— start Information given —

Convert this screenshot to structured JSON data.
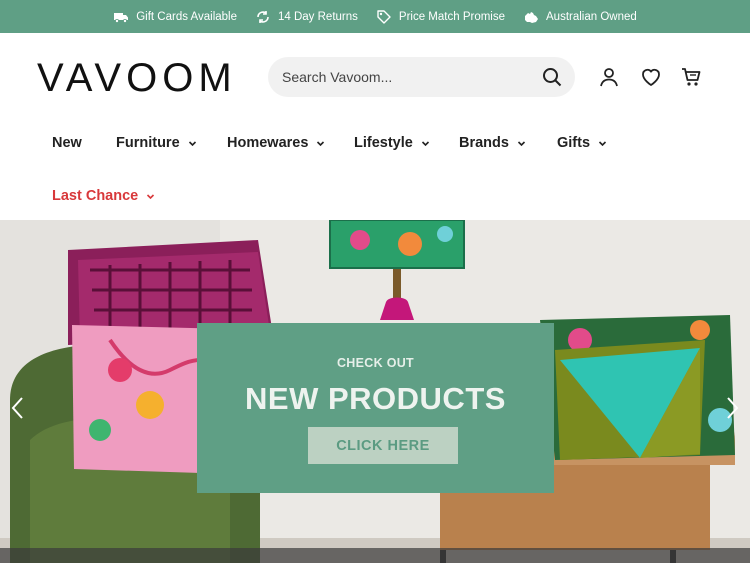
{
  "announcement": {
    "items": [
      {
        "label": "Gift Cards Available",
        "icon": "truck-icon"
      },
      {
        "label": "14 Day Returns",
        "icon": "returns-icon"
      },
      {
        "label": "Price Match Promise",
        "icon": "price-tag-icon"
      },
      {
        "label": "Australian Owned",
        "icon": "australia-icon"
      }
    ]
  },
  "header": {
    "logo_text": "VAVOOM",
    "search_placeholder": "Search Vavoom...",
    "icons": [
      "account-icon",
      "wishlist-heart-icon",
      "cart-icon"
    ]
  },
  "nav": {
    "items": [
      {
        "label": "New",
        "has_dropdown": false
      },
      {
        "label": "Furniture",
        "has_dropdown": true
      },
      {
        "label": "Homewares",
        "has_dropdown": true
      },
      {
        "label": "Lifestyle",
        "has_dropdown": true
      },
      {
        "label": "Brands",
        "has_dropdown": true
      },
      {
        "label": "Gifts",
        "has_dropdown": true
      },
      {
        "label": "Last Chance",
        "has_dropdown": true,
        "highlight_color": "#d8383a"
      }
    ]
  },
  "hero": {
    "eyebrow": "CHECK OUT",
    "headline": "NEW PRODUCTS",
    "cta_label": "CLICK HERE",
    "prev_icon": "chevron-left-icon",
    "next_icon": "chevron-right-icon"
  },
  "colors": {
    "brand_green": "#5f9f85",
    "cta_bg": "#bcd1c2",
    "sale_red": "#d8383a"
  }
}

— end Information given —

**Set task:**
Reproduce all entries exactly. Pictures do not belong in the copy.

**Solution to this exercise:**
Convert this screenshot to structured JSON data.
{
  "announcement": {
    "items": [
      {
        "label": "Gift Cards Available",
        "icon": "truck-icon"
      },
      {
        "label": "14 Day Returns",
        "icon": "returns-icon"
      },
      {
        "label": "Price Match Promise",
        "icon": "price-tag-icon"
      },
      {
        "label": "Australian Owned",
        "icon": "australia-icon"
      }
    ]
  },
  "header": {
    "logo_text": "VAVOOM",
    "search_placeholder": "Search Vavoom...",
    "icons": [
      "account-icon",
      "wishlist-heart-icon",
      "cart-icon"
    ]
  },
  "nav": {
    "items": [
      {
        "label": "New",
        "has_dropdown": false
      },
      {
        "label": "Furniture",
        "has_dropdown": true
      },
      {
        "label": "Homewares",
        "has_dropdown": true
      },
      {
        "label": "Lifestyle",
        "has_dropdown": true
      },
      {
        "label": "Brands",
        "has_dropdown": true
      },
      {
        "label": "Gifts",
        "has_dropdown": true
      },
      {
        "label": "Last Chance",
        "has_dropdown": true,
        "highlight_color": "#d8383a"
      }
    ]
  },
  "hero": {
    "eyebrow": "CHECK OUT",
    "headline": "NEW PRODUCTS",
    "cta_label": "CLICK HERE",
    "prev_icon": "chevron-left-icon",
    "next_icon": "chevron-right-icon"
  },
  "colors": {
    "brand_green": "#5f9f85",
    "cta_bg": "#bcd1c2",
    "sale_red": "#d8383a"
  }
}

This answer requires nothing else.